What you should do: Work through the data and report how many lines include the string "xlabel", giving the number alone.

Records:

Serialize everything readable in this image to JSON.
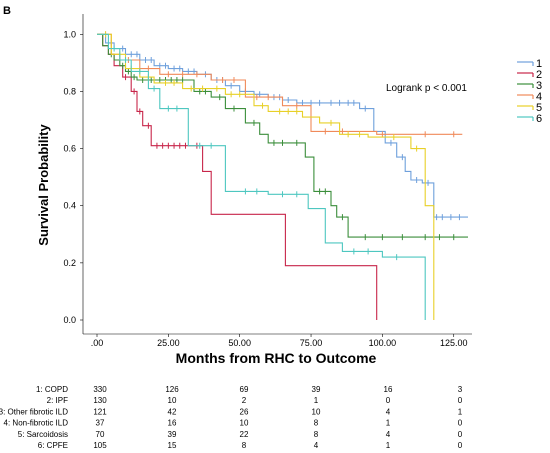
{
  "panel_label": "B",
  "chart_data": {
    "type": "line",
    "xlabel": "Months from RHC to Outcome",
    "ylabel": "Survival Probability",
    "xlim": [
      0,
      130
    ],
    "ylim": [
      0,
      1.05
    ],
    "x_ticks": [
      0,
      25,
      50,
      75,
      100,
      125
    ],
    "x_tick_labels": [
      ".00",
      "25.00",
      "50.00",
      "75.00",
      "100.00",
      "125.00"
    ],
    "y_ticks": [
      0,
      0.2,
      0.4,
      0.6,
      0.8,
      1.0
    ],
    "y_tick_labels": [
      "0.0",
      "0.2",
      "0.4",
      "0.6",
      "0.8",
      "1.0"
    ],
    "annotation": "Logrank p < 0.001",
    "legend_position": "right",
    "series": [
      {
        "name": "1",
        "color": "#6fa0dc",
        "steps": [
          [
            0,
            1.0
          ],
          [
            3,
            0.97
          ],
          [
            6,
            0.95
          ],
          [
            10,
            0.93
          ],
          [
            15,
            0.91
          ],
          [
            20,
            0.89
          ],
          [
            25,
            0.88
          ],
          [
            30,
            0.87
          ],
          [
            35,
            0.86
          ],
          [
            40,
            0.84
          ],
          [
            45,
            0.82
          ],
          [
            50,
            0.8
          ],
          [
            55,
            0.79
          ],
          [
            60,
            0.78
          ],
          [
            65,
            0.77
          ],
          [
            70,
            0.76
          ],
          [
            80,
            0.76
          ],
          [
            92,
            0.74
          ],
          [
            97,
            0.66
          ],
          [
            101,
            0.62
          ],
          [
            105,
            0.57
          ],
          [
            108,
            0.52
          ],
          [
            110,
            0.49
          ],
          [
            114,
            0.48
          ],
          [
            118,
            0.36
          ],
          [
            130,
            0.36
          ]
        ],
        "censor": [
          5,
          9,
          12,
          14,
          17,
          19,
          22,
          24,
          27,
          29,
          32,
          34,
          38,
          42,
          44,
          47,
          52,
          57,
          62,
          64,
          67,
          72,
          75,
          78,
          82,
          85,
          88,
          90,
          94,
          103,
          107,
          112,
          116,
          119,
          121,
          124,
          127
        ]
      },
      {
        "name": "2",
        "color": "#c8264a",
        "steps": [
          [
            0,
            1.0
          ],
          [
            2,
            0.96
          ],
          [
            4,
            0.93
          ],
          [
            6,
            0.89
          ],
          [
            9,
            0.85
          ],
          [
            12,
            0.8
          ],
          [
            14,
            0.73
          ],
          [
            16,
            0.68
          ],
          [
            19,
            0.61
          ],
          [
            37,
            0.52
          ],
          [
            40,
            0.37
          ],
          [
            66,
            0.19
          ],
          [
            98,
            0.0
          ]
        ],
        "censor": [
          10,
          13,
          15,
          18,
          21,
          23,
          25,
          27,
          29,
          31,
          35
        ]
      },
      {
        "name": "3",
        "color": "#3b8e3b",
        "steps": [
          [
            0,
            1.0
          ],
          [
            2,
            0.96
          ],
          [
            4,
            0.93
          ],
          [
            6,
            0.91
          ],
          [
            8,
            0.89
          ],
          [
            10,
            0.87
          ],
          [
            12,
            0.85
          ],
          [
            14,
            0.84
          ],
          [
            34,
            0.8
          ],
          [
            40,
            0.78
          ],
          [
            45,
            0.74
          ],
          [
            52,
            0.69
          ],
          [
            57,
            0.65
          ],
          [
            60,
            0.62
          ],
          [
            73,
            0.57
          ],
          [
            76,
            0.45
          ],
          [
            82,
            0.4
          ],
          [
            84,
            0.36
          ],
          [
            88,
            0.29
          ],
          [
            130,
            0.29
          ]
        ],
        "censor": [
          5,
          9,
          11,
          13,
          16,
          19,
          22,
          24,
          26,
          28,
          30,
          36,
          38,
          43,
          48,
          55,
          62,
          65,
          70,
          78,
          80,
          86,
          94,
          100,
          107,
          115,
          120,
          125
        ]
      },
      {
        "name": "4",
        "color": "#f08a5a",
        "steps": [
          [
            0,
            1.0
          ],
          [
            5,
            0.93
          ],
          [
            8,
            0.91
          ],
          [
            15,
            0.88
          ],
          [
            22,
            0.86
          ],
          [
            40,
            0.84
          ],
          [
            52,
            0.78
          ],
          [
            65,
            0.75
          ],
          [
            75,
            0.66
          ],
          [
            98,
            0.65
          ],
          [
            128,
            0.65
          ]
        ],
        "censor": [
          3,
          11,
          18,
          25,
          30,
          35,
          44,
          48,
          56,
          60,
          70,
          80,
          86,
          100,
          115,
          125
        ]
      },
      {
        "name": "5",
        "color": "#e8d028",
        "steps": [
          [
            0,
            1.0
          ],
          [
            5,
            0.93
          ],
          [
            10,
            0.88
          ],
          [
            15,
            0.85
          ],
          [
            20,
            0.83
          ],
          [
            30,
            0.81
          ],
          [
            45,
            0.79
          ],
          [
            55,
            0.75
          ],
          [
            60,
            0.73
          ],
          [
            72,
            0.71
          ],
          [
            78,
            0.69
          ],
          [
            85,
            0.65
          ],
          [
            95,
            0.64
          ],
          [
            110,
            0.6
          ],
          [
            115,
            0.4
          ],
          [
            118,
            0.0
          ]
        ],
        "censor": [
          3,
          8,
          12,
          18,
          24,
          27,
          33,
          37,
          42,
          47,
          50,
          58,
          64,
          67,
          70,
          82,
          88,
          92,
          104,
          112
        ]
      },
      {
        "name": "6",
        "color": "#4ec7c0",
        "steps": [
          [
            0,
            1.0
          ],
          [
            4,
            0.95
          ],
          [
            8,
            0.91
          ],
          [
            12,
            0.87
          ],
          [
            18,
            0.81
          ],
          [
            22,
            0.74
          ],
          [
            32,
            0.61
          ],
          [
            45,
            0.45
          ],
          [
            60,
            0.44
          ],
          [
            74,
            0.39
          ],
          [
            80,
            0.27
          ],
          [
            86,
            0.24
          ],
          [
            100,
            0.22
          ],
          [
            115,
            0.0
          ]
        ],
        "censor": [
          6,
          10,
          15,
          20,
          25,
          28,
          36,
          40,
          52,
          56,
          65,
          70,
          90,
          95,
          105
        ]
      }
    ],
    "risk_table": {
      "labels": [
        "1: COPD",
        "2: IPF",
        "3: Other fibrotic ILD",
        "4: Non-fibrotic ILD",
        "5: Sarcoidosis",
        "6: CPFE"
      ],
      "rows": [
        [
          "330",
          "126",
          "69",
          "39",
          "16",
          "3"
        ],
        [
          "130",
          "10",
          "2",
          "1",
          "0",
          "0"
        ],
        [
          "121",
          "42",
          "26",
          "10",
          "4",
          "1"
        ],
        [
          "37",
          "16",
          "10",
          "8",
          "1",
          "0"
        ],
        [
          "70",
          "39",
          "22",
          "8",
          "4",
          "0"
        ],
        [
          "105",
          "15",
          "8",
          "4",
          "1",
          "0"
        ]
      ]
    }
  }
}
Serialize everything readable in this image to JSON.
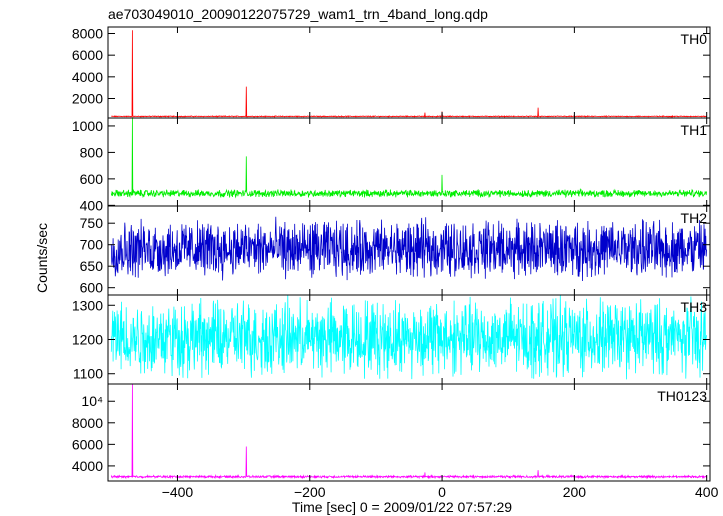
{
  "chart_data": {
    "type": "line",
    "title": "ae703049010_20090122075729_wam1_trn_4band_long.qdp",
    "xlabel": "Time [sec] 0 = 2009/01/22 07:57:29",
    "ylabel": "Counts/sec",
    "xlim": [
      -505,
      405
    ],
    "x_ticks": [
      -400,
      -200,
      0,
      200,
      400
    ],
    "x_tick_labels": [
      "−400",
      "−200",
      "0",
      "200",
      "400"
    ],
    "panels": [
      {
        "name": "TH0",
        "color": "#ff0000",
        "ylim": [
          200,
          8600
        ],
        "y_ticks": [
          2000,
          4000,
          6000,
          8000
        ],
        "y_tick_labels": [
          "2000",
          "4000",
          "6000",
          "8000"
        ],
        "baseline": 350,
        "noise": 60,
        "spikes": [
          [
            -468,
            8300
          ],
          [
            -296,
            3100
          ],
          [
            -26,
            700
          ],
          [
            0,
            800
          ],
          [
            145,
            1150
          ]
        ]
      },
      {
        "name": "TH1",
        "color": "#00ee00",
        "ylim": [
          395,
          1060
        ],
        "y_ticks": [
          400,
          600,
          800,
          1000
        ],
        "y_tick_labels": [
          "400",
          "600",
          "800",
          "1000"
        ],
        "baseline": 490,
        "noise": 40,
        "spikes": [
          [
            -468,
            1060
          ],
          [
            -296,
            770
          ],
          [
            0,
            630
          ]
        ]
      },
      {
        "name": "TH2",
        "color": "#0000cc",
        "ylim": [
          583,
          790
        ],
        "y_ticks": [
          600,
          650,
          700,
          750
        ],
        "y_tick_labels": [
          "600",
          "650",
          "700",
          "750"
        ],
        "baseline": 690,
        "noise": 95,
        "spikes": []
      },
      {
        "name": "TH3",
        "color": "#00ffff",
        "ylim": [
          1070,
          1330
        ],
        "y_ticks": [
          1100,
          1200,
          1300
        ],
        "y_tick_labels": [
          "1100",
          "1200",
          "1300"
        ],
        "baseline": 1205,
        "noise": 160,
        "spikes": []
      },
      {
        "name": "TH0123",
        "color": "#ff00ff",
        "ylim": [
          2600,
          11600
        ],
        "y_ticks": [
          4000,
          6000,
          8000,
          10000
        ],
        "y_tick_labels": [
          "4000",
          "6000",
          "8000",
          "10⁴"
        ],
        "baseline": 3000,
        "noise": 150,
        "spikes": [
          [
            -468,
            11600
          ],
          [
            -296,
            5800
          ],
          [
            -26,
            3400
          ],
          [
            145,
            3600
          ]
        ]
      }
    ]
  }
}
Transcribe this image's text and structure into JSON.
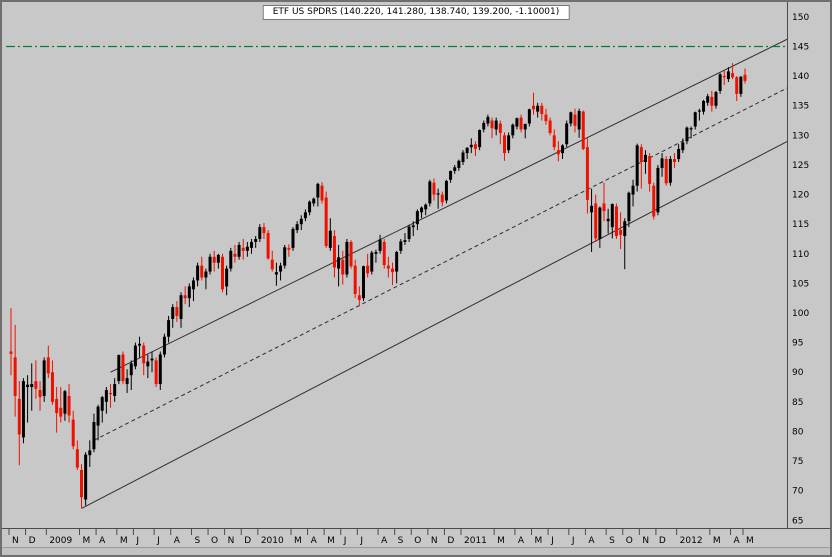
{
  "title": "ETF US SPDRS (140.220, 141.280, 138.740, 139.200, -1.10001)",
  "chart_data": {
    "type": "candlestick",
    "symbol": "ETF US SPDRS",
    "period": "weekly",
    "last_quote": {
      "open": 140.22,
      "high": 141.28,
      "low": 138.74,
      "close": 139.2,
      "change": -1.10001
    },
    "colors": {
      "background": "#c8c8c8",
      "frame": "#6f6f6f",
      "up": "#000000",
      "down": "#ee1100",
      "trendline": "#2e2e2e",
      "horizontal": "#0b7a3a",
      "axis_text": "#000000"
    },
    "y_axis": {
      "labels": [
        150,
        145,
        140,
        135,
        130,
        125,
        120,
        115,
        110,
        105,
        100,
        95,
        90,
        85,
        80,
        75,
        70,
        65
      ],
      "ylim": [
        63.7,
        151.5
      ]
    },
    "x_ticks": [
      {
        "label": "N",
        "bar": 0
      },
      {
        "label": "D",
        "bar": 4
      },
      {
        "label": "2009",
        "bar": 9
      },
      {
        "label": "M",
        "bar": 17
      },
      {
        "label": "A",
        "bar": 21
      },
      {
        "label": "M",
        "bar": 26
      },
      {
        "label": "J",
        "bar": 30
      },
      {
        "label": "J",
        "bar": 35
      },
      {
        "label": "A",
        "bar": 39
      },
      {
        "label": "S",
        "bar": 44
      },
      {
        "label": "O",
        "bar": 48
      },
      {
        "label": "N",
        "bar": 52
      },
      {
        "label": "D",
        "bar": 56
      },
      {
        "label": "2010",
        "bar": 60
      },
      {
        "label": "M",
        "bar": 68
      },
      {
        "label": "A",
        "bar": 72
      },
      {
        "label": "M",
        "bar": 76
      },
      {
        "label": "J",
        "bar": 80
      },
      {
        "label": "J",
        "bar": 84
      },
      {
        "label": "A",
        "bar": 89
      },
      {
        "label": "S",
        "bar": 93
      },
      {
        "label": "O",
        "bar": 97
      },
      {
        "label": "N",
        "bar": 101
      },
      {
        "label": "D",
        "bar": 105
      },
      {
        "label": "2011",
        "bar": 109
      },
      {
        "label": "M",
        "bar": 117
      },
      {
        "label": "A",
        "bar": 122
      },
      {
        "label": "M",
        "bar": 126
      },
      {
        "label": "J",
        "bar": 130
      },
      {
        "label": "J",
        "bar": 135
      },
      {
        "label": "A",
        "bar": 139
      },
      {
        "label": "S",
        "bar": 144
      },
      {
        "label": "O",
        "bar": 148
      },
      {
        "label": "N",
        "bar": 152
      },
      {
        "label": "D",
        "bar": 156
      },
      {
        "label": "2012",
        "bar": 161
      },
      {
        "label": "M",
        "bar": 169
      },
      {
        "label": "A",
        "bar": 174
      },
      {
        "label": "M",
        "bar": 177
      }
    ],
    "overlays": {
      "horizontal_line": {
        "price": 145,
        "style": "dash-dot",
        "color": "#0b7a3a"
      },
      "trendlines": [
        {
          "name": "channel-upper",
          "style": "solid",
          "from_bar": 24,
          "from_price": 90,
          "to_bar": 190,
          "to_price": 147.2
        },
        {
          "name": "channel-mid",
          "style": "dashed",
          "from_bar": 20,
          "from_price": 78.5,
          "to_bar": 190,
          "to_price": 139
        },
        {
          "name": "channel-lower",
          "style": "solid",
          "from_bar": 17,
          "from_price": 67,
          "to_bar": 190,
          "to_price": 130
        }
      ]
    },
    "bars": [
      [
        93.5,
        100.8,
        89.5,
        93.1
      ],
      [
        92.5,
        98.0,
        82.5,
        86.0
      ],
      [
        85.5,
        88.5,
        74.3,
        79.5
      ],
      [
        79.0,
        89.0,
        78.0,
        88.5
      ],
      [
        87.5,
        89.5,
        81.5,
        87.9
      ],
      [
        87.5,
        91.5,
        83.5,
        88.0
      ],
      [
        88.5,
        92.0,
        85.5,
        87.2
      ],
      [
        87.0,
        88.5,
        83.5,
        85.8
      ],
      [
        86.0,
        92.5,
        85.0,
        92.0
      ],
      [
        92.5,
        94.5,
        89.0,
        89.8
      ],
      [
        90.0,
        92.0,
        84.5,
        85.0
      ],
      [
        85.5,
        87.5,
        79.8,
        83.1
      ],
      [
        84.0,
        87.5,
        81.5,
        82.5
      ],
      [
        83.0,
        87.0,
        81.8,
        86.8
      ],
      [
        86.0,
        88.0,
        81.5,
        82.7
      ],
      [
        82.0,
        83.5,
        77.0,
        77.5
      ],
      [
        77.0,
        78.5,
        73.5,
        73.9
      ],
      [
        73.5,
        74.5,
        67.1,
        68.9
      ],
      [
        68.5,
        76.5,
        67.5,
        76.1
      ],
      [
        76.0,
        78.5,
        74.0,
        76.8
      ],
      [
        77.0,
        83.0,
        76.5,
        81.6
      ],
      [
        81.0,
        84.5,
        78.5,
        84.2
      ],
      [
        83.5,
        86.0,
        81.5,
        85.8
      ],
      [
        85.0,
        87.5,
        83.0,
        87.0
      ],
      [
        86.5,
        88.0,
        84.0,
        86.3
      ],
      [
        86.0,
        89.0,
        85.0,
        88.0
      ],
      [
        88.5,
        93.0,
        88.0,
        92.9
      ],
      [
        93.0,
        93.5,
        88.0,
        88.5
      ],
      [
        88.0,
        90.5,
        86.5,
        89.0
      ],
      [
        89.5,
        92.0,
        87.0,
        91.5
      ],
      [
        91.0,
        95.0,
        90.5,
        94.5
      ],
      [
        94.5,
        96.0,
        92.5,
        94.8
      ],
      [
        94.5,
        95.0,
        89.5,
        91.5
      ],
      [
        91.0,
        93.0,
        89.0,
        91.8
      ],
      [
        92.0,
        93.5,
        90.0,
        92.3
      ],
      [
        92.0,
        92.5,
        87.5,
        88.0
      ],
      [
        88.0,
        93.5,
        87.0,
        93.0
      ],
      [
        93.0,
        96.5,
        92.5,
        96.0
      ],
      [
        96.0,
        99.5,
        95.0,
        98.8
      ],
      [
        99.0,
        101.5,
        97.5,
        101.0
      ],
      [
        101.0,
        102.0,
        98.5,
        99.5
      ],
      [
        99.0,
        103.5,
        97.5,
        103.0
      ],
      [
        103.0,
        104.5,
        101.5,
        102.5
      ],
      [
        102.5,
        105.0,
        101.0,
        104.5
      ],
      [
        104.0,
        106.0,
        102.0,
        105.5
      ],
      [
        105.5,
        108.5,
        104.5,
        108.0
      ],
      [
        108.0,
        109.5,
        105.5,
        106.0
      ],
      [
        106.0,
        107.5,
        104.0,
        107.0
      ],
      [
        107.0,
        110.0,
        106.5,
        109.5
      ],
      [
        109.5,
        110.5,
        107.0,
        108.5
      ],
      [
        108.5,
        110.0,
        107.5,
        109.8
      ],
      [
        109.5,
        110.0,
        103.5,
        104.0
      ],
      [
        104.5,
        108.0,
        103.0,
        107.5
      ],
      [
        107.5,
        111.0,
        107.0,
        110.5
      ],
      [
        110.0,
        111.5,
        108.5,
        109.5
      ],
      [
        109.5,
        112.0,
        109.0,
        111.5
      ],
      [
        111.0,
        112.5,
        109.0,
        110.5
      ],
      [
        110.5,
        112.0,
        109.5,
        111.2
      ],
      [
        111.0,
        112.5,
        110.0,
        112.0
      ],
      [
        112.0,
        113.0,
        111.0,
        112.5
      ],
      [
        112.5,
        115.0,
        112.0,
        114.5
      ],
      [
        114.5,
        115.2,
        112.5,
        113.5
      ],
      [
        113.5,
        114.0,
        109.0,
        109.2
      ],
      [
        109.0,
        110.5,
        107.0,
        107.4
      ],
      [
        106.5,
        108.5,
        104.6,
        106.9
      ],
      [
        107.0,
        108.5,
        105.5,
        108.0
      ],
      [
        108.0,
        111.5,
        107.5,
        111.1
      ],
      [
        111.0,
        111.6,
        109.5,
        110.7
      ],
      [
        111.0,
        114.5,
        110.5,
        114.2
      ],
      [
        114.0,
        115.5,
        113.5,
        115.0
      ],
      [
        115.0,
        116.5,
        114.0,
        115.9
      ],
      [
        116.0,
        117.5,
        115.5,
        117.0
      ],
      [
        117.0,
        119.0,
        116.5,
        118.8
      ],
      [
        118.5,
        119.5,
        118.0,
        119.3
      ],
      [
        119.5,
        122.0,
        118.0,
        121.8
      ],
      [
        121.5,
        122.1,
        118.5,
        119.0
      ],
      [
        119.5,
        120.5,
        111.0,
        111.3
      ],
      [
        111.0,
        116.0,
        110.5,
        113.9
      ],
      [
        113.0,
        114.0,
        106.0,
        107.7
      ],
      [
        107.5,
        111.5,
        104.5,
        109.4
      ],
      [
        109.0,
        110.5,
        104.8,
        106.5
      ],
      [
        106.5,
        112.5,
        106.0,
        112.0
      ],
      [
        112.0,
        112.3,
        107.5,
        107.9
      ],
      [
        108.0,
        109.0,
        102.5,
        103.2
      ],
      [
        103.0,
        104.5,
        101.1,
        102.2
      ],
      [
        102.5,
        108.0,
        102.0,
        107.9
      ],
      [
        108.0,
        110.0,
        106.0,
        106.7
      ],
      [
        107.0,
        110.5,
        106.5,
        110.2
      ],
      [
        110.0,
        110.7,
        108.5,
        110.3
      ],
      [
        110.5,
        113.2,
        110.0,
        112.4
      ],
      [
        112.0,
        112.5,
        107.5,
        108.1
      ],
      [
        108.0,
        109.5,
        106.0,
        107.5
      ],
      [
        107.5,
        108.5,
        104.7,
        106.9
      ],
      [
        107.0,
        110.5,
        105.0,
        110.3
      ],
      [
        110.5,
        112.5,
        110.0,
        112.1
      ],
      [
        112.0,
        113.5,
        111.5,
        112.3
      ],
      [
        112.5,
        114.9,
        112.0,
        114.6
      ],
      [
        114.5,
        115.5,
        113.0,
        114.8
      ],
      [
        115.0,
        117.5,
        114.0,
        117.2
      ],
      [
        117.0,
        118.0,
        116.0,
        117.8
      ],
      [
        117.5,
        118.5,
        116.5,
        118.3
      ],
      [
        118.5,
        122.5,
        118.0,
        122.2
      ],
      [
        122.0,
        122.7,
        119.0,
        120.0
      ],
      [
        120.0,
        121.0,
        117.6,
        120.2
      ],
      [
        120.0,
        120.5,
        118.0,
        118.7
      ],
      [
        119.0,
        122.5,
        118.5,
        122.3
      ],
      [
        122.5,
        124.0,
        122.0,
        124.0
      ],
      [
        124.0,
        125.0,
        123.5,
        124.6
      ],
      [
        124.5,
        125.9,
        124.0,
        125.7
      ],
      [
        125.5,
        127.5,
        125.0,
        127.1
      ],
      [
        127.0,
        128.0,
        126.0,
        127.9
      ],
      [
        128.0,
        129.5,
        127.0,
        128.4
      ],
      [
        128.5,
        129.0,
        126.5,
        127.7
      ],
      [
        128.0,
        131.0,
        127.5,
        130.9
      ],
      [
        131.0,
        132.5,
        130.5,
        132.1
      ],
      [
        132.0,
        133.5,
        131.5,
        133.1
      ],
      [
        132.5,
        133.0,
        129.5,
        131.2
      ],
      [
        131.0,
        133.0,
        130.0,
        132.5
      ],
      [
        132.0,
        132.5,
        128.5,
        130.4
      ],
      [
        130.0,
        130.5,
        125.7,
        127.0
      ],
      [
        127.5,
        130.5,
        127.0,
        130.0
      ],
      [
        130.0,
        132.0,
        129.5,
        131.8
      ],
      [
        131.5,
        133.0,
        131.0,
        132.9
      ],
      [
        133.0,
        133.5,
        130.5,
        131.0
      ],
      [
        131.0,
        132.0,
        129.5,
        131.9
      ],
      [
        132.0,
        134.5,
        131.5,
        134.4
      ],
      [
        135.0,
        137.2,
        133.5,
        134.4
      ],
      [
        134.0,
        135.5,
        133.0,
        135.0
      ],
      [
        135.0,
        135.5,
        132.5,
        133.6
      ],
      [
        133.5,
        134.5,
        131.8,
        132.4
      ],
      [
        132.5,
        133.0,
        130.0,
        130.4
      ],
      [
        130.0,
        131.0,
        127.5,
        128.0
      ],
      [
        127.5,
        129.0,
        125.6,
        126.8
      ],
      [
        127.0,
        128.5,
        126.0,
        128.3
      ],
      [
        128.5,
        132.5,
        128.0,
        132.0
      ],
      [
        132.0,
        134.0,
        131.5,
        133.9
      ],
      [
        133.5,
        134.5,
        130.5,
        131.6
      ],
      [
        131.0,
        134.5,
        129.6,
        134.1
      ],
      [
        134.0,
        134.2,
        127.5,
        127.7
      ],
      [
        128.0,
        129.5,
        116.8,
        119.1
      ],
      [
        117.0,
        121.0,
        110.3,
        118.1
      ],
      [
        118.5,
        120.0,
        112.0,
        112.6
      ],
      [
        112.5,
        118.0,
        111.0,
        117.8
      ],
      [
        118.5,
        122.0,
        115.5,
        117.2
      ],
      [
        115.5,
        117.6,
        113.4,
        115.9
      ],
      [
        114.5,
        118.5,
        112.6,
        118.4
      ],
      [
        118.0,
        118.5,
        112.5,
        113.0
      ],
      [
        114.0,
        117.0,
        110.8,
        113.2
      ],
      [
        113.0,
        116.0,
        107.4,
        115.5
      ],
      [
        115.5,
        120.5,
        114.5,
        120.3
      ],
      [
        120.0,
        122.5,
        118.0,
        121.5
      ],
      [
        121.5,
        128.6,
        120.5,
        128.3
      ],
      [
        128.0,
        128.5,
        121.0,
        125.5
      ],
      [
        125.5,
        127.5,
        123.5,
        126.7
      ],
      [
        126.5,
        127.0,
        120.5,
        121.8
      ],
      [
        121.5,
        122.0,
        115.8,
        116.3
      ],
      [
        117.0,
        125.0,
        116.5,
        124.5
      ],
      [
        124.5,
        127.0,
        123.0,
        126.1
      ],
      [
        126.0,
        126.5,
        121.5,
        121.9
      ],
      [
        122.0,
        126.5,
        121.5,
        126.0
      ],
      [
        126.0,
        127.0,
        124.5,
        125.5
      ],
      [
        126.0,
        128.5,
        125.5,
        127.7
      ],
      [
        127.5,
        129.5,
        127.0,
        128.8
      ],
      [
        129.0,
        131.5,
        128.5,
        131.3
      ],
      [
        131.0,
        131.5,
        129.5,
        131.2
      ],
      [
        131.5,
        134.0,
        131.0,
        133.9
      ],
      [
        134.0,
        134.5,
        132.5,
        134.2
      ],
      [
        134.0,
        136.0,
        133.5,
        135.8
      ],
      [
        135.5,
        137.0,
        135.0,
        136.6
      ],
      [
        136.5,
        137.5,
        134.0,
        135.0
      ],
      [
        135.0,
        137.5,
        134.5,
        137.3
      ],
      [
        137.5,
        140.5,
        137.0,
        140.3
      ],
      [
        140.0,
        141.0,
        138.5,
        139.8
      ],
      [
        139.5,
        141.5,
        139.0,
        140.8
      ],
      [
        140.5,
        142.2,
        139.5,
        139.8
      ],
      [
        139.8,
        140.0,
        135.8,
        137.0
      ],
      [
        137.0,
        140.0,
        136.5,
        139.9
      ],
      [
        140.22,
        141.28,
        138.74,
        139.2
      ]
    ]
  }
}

Solved problem: 2